* **GIVEN INFORMATION**
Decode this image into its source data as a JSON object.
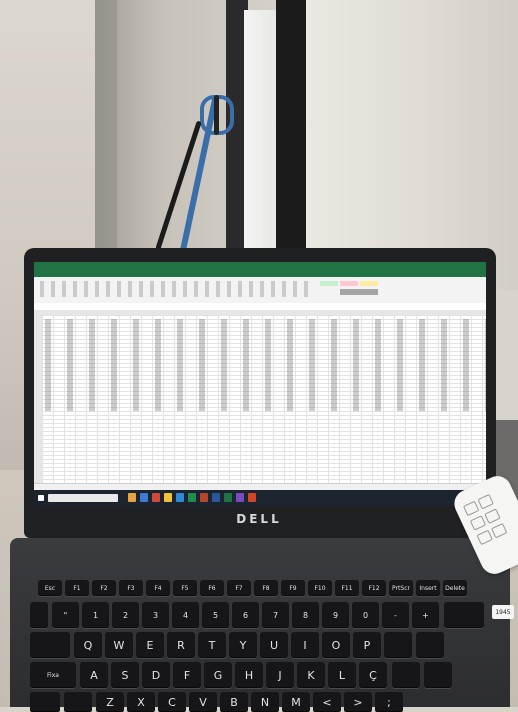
{
  "photo": {
    "subject": "laptop",
    "brand_logo": "DELL",
    "screen_app": "spreadsheet",
    "accent_color": "#217346",
    "sticker_text": "1945"
  },
  "keyboard": {
    "fn_row": [
      "Esc",
      "F1",
      "F2",
      "F3",
      "F4",
      "F5",
      "F6",
      "F7",
      "F8",
      "F9",
      "F10",
      "F11",
      "F12",
      "PrtScr",
      "Insert",
      "Delete"
    ],
    "num_row": [
      "\"",
      "1",
      "2",
      "3",
      "4",
      "5",
      "6",
      "7",
      "8",
      "9",
      "0",
      "-",
      "+"
    ],
    "top_row": [
      "Q",
      "W",
      "E",
      "R",
      "T",
      "Y",
      "U",
      "I",
      "O",
      "P"
    ],
    "home_row": [
      "A",
      "S",
      "D",
      "F",
      "G",
      "H",
      "J",
      "K",
      "L",
      "Ç"
    ],
    "bottom_row": [
      "Z",
      "X",
      "C",
      "V",
      "B",
      "N",
      "M",
      "<",
      ">",
      ";"
    ],
    "caps_label": "Fixa"
  }
}
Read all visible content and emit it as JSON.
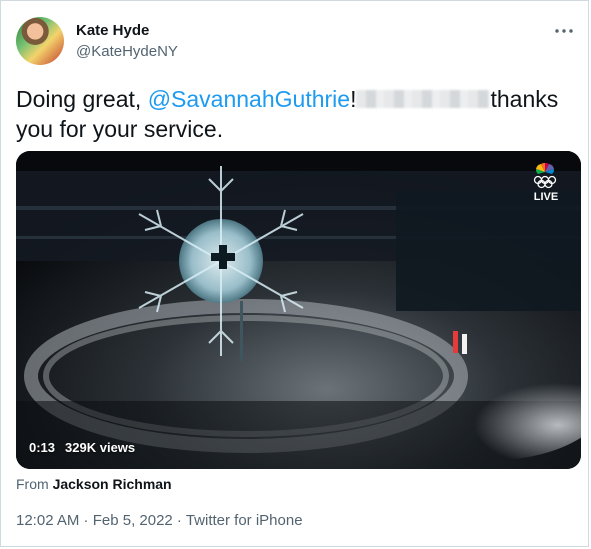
{
  "tweet": {
    "author": {
      "name": "Kate Hyde",
      "handle": "@KateHydeNY"
    },
    "text_before": "Doing great, ",
    "mention": "@SavannahGuthrie",
    "text_mid": "!",
    "text_after_line1": "thanks",
    "text_line2": "you for your service.",
    "media": {
      "time": "0:13",
      "views": "329K views",
      "badge": "LIVE",
      "logo_icon": "nbc-peacock-olympic-rings-icon"
    },
    "attribution": {
      "prefix": "From",
      "source": "Jackson Richman"
    },
    "meta": "12:02 AM · Feb 5, 2022 · Twitter for iPhone"
  },
  "colors": {
    "link": "#1d9bf0",
    "secondary_text": "#536471",
    "primary_text": "#0f1419"
  }
}
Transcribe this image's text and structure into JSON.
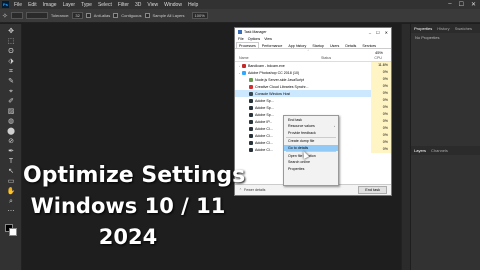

* **AIM**
Every line should be retyped exactly, with the pictures omitted.

* **SOLUTION TO THIS EXERCISE**
Decode this image into its source data as a JSON object.
{
  "photo": {
    "subject": "laptop",
    "brand_logo": "DELL",
    "screen_app": "spreadsheet",
    "accent_color": "#217346",
    "sticker_text": "1945"
  },
  "keyboard": {
    "fn_row": [
      "Esc",
      "F1",
      "F2",
      "F3",
      "F4",
      "F5",
      "F6",
      "F7",
      "F8",
      "F9",
      "F10",
      "F11",
      "F12",
      "PrtScr",
      "Insert",
      "Delete"
    ],
    "num_row": [
      "\"",
      "1",
      "2",
      "3",
      "4",
      "5",
      "6",
      "7",
      "8",
      "9",
      "0",
      "-",
      "+"
    ],
    "top_row": [
      "Q",
      "W",
      "E",
      "R",
      "T",
      "Y",
      "U",
      "I",
      "O",
      "P"
    ],
    "home_row": [
      "A",
      "S",
      "D",
      "F",
      "G",
      "H",
      "J",
      "K",
      "L",
      "Ç"
    ],
    "bottom_row": [
      "Z",
      "X",
      "C",
      "V",
      "B",
      "N",
      "M",
      "<",
      ">",
      ";"
    ],
    "caps_label": "Fixa"
  }
}
Read all visible content and emit it as JSON.
{
  "tweet": {
    "author": {
      "name": "Kate Hyde",
      "handle": "@KateHydeNY"
    },
    "text_before": "Doing great, ",
    "mention": "@SavannahGuthrie",
    "text_mid": "!",
    "text_after_line1": "thanks",
    "text_line2": "you for your service.",
    "media": {
      "time": "0:13",
      "views": "329K views",
      "badge": "LIVE",
      "logo_icon": "nbc-peacock-olympic-rings-icon"
    },
    "attribution": {
      "prefix": "From",
      "source": "Jackson Richman"
    },
    "meta": "12:02 AM · Feb 5, 2022 · Twitter for iPhone"
  },
  "colors": {
    "link": "#1d9bf0",
    "secondary_text": "#536471",
    "primary_text": "#0f1419"
  }
}
Transcribe this image's text and structure into JSON.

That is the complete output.